__SET EXERCISE__: Scan the listing that follows and report how many lines contain "face". Write the number alone.

__DATA PROVIDED__:
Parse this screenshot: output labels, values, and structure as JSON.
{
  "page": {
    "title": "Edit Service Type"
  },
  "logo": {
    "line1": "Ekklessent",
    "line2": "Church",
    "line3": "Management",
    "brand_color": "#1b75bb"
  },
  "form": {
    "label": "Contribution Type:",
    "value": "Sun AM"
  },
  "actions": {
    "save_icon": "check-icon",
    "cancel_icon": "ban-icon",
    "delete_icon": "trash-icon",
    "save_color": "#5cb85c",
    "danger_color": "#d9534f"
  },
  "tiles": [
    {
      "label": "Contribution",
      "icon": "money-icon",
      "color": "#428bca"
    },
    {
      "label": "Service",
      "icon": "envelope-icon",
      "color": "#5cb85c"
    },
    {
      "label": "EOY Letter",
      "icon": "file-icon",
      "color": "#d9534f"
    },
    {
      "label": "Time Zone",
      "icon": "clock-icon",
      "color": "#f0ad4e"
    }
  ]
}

==

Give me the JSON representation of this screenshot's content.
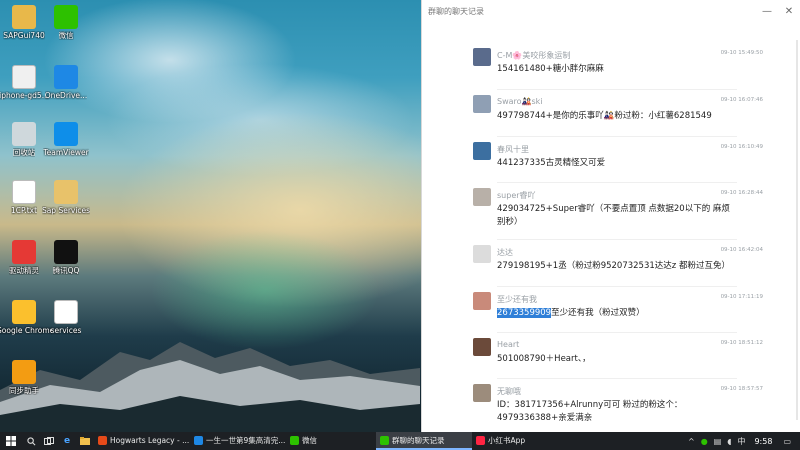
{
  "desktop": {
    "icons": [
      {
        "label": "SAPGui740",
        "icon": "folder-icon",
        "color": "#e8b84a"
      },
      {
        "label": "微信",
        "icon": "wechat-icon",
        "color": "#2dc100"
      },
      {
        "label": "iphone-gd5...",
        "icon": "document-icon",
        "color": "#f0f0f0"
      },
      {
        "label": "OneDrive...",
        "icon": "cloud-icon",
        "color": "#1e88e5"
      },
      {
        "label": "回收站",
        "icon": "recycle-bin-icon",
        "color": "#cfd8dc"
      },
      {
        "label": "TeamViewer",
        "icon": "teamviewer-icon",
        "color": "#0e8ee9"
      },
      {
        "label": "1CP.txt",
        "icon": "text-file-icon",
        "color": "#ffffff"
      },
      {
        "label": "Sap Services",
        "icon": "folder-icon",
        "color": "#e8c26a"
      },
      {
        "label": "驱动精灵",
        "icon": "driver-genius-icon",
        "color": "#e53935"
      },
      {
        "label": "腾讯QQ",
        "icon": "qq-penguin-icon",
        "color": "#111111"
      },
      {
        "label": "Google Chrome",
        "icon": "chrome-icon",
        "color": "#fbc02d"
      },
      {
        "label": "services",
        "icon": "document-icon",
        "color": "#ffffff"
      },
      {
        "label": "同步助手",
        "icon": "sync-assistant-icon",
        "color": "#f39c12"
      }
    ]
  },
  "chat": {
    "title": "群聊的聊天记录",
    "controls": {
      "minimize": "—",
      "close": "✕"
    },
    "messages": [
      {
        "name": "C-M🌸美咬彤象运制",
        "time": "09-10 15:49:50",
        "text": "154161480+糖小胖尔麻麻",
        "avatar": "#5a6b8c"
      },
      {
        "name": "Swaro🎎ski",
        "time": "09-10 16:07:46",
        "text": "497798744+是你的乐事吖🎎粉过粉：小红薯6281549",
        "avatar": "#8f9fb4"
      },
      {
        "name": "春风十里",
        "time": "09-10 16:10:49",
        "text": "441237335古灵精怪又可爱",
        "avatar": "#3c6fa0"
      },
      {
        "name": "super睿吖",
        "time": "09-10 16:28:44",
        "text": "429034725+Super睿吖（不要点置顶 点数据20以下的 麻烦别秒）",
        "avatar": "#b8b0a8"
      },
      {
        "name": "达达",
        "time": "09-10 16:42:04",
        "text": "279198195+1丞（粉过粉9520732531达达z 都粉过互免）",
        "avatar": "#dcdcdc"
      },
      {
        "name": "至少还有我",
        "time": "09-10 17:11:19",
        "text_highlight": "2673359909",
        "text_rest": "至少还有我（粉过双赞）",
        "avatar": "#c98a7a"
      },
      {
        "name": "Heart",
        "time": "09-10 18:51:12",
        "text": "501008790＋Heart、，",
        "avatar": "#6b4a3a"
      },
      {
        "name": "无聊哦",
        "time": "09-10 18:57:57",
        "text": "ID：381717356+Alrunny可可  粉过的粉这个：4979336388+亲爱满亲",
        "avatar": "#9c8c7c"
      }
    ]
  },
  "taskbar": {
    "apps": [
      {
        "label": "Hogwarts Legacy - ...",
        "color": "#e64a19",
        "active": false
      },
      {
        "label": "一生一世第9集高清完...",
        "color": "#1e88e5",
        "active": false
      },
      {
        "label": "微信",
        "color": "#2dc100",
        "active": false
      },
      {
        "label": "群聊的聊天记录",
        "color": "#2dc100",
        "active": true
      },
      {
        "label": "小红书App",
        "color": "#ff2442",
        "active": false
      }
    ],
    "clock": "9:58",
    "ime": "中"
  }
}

---

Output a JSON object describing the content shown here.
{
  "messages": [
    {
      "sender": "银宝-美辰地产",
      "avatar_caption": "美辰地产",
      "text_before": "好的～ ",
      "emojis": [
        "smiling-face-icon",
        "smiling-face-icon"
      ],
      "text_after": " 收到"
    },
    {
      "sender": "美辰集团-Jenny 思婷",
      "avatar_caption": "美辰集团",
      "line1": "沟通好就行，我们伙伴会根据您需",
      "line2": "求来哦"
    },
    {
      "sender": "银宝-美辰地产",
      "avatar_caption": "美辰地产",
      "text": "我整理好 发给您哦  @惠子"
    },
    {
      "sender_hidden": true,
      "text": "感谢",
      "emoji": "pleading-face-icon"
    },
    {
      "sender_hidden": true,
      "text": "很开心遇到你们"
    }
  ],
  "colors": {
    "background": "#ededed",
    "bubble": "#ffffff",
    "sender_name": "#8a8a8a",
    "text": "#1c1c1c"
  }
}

__THE RESPONSE__: 3